"""

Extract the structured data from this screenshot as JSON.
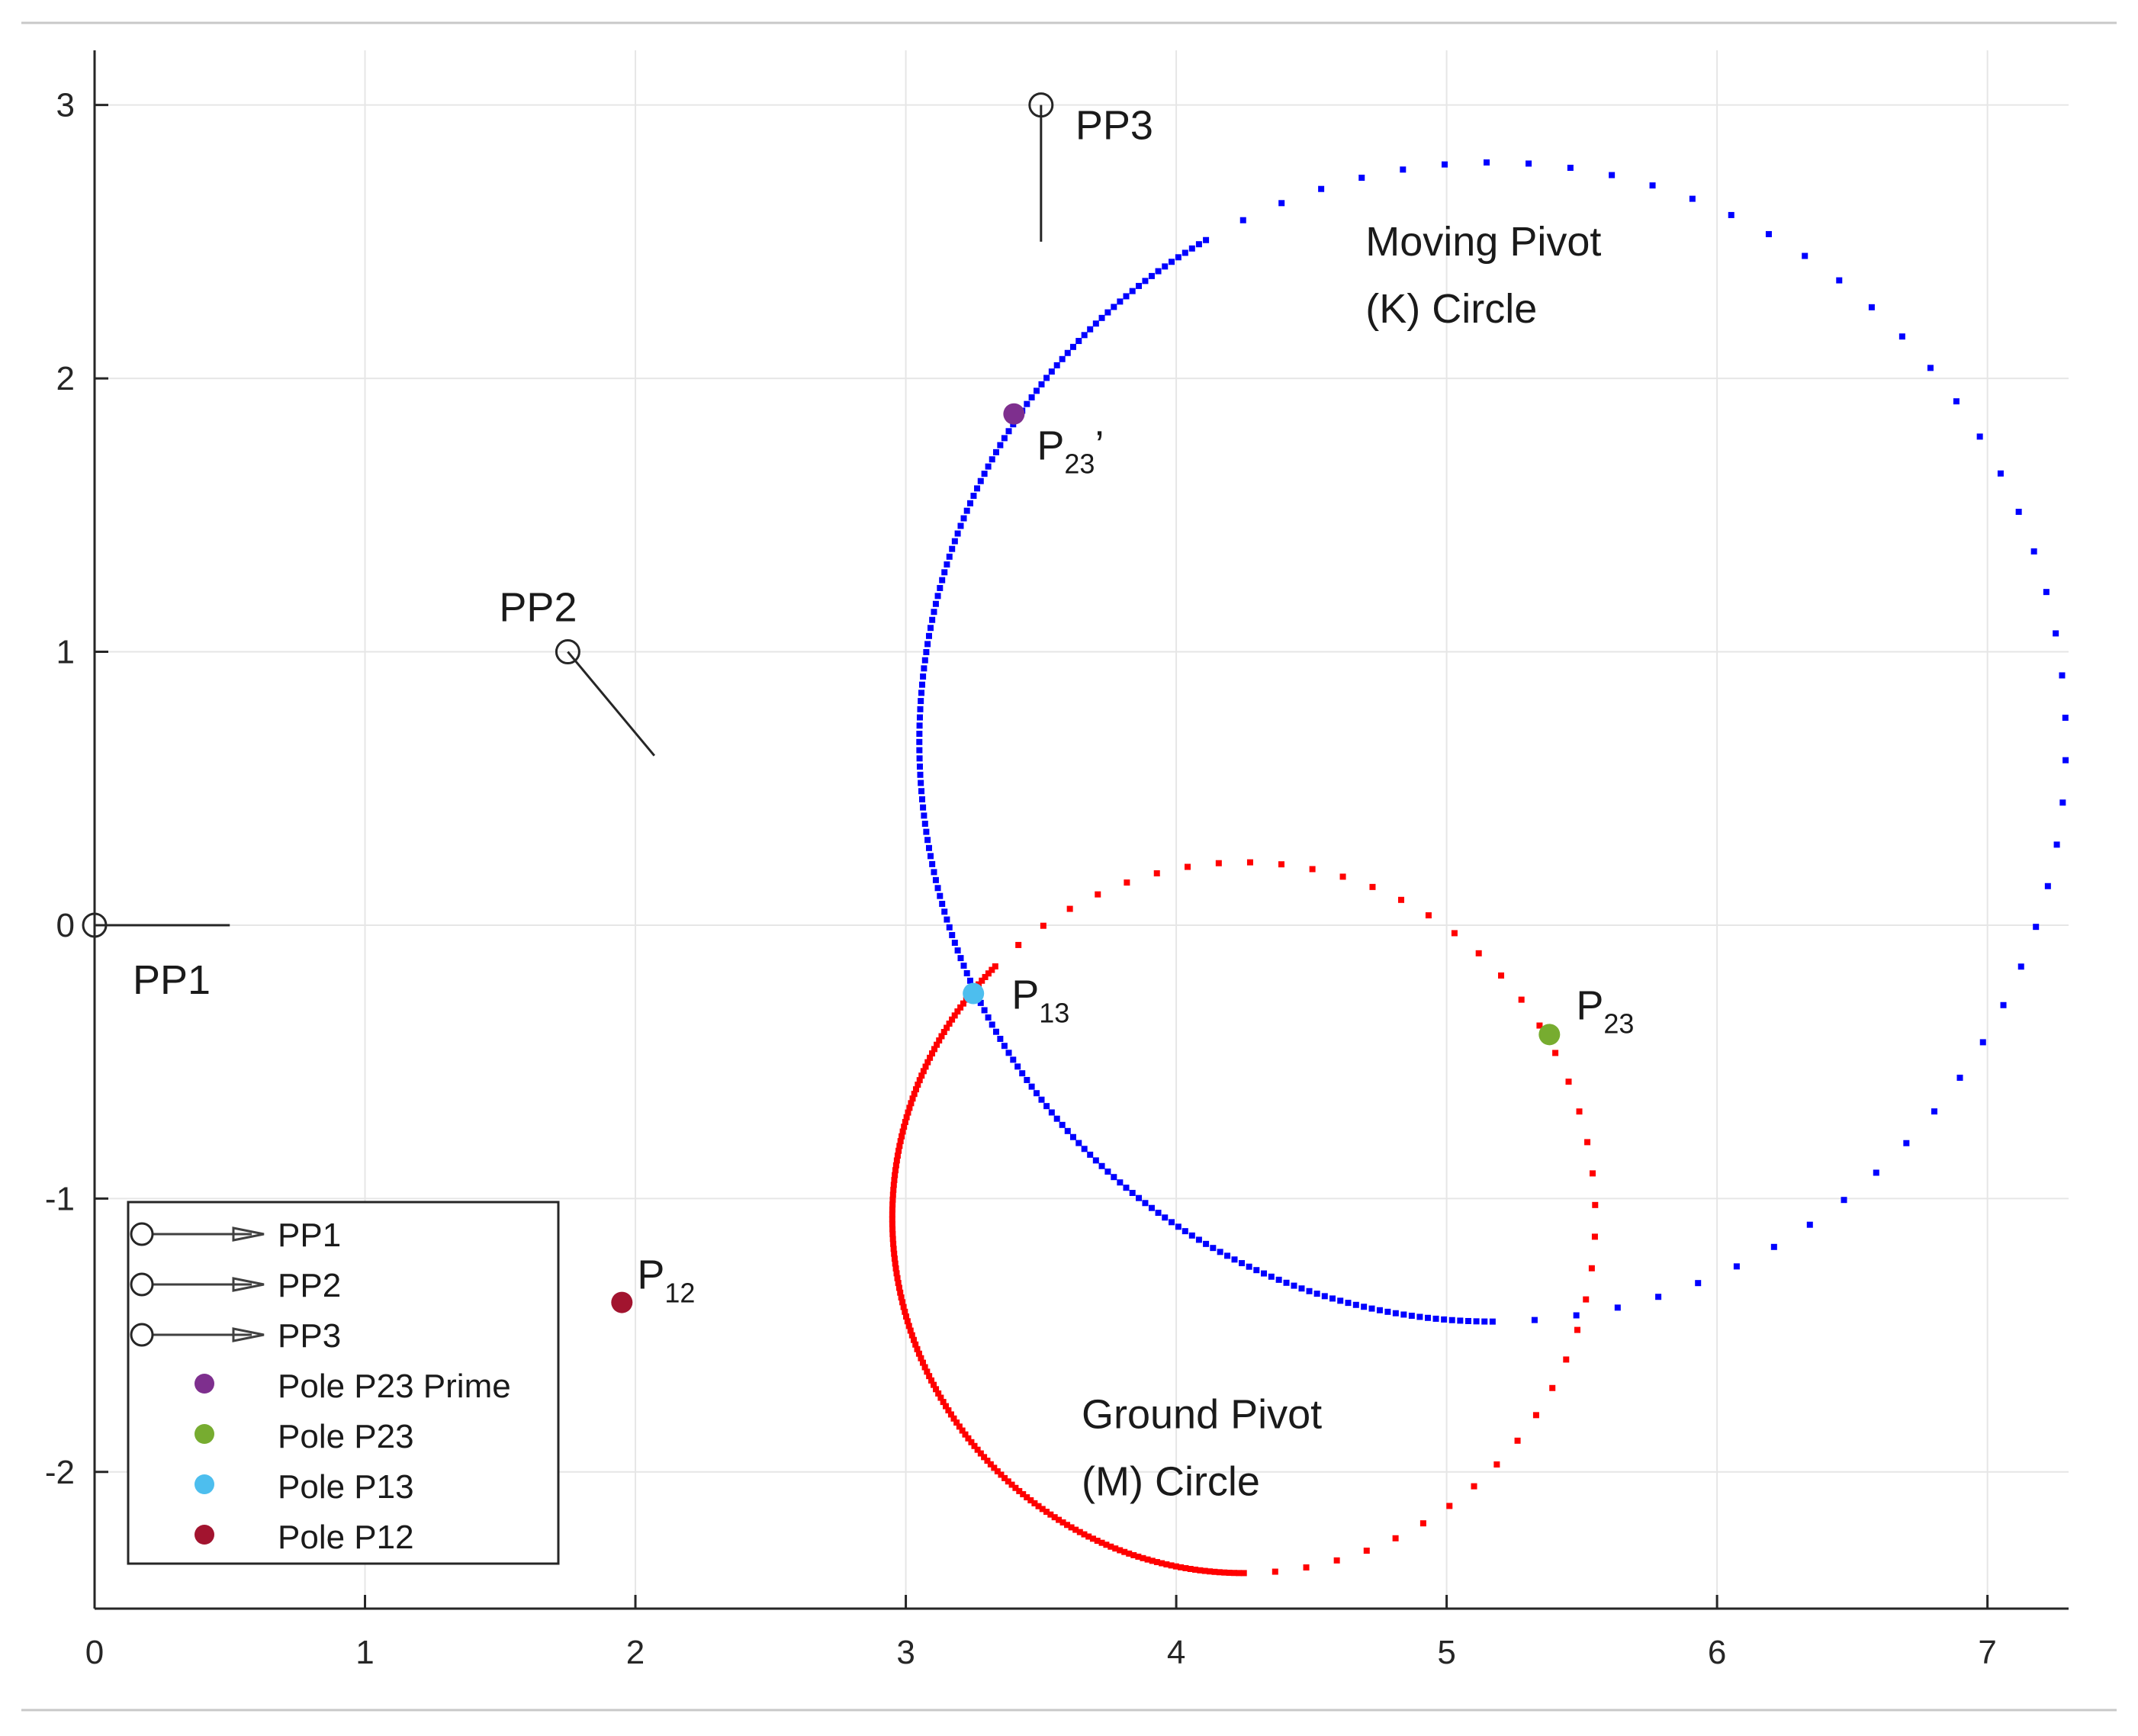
{
  "chart_data": {
    "type": "scatter",
    "title": "",
    "xlabel": "",
    "ylabel": "",
    "xlim": [
      0,
      7.3
    ],
    "ylim": [
      -2.5,
      3.2
    ],
    "x_ticks": [
      0,
      1,
      2,
      3,
      4,
      5,
      6,
      7
    ],
    "y_ticks": [
      -2,
      -1,
      0,
      1,
      2,
      3
    ],
    "x_tick_labels": [
      "0",
      "1",
      "2",
      "3",
      "4",
      "5",
      "6",
      "7"
    ],
    "y_tick_labels": [
      "-2",
      "-1",
      "0",
      "1",
      "2",
      "3"
    ],
    "grid": true,
    "precision_positions": [
      {
        "name": "PP1",
        "label": "PP1",
        "x": 0,
        "y": 0,
        "line_to": {
          "x": 0.5,
          "y": 0
        }
      },
      {
        "name": "PP2",
        "label": "PP2",
        "x": 1.75,
        "y": 1.0,
        "line_to": {
          "x": 2.07,
          "y": 0.62
        }
      },
      {
        "name": "PP3",
        "label": "PP3",
        "x": 3.5,
        "y": 3.0,
        "line_to": {
          "x": 3.5,
          "y": 2.5
        }
      }
    ],
    "circles": [
      {
        "name": "Moving Pivot (K) Circle",
        "label_lines": [
          "Moving Pivot",
          "(K) Circle"
        ],
        "label_at": {
          "x": 4.7,
          "y": 2.45
        },
        "color": "#0000ff",
        "center": {
          "x": 5.17,
          "y": 0.67
        },
        "radius": 2.12,
        "dense_arc_deg": [
          120,
          270
        ],
        "dense_count": 185,
        "sparse_count": 50
      },
      {
        "name": "Ground Pivot (M) Circle",
        "label_lines": [
          "Ground Pivot",
          "(M) Circle"
        ],
        "label_at": {
          "x": 3.65,
          "y": -1.84
        },
        "color": "#ff0000",
        "center": {
          "x": 4.25,
          "y": -1.07
        },
        "radius": 1.3,
        "dense_arc_deg": [
          135,
          270
        ],
        "dense_count": 170,
        "sparse_count": 44
      }
    ],
    "poles": [
      {
        "name": "Pole P23 Prime",
        "label": "P",
        "subscript": "23",
        "suffix": "’",
        "x": 3.4,
        "y": 1.87,
        "color": "#7e2f8e"
      },
      {
        "name": "Pole P23",
        "label": "P",
        "subscript": "23",
        "suffix": "",
        "x": 5.38,
        "y": -0.4,
        "color": "#77ac30"
      },
      {
        "name": "Pole P13",
        "label": "P",
        "subscript": "13",
        "suffix": "",
        "x": 3.25,
        "y": -0.25,
        "color": "#4dbeee"
      },
      {
        "name": "Pole P12",
        "label": "P",
        "subscript": "12",
        "suffix": "",
        "x": 1.95,
        "y": -1.38,
        "color": "#a2142f"
      }
    ],
    "legend": {
      "placement": "bottom-left",
      "entries": [
        {
          "label": "PP1",
          "kind": "arrow",
          "color": "#404040"
        },
        {
          "label": "PP2",
          "kind": "arrow",
          "color": "#404040"
        },
        {
          "label": "PP3",
          "kind": "arrow",
          "color": "#404040"
        },
        {
          "label": "Pole P23 Prime",
          "kind": "dot",
          "color": "#7e2f8e"
        },
        {
          "label": "Pole P23",
          "kind": "dot",
          "color": "#77ac30"
        },
        {
          "label": "Pole P13",
          "kind": "dot",
          "color": "#4dbeee"
        },
        {
          "label": "Pole P12",
          "kind": "dot",
          "color": "#a2142f"
        }
      ]
    }
  }
}
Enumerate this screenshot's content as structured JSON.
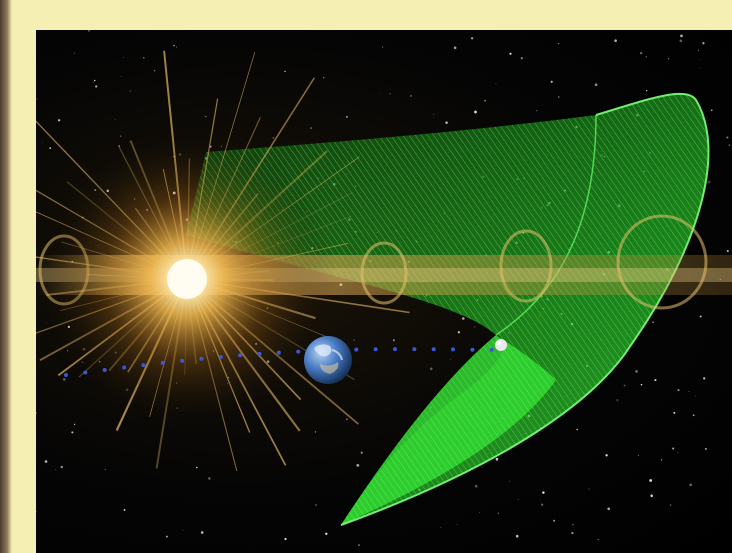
{
  "image": {
    "subject": "sun-earth-halo-orbit-illustration",
    "colors": {
      "frame": "#f6efb4",
      "space": "#000000",
      "sun_core": "#fff6d8",
      "sun_glow": "#e0a63a",
      "orbit_surface": "#2fd12f",
      "earth_ocean": "#3f6fbf",
      "trajectory_dots": "#3b57d6"
    },
    "elements": [
      "sun",
      "sun-rays",
      "earth",
      "halo-orbit-surface",
      "lagrange-spacecraft",
      "trajectory-dots",
      "starfield"
    ]
  }
}
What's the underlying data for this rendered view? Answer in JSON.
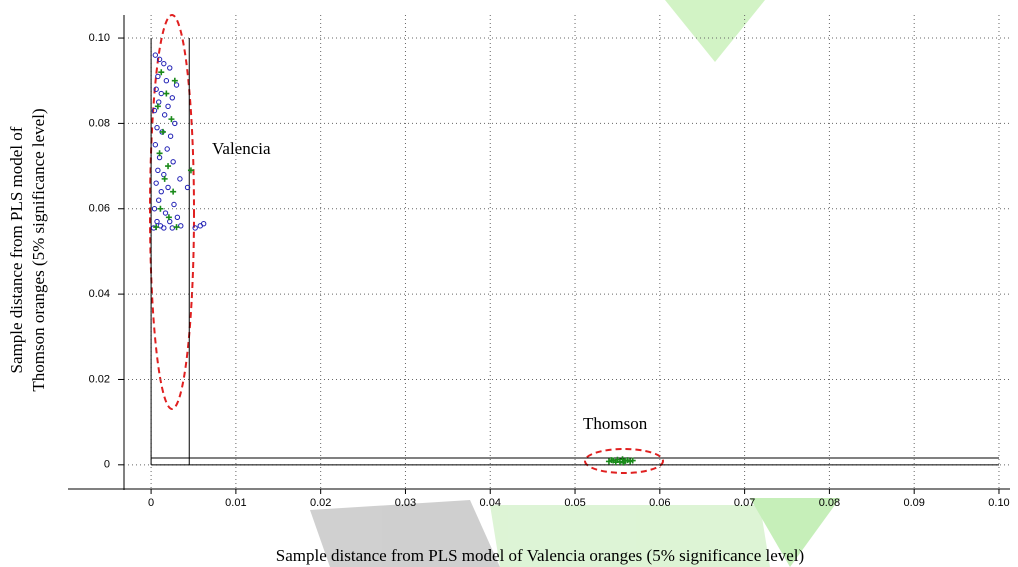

"""

### Aim
Which lines contain "Ground"? Copy each of them out.

### Exercise result
        "name": "Ground Pivot (M) Circle",
          "Ground Pivot",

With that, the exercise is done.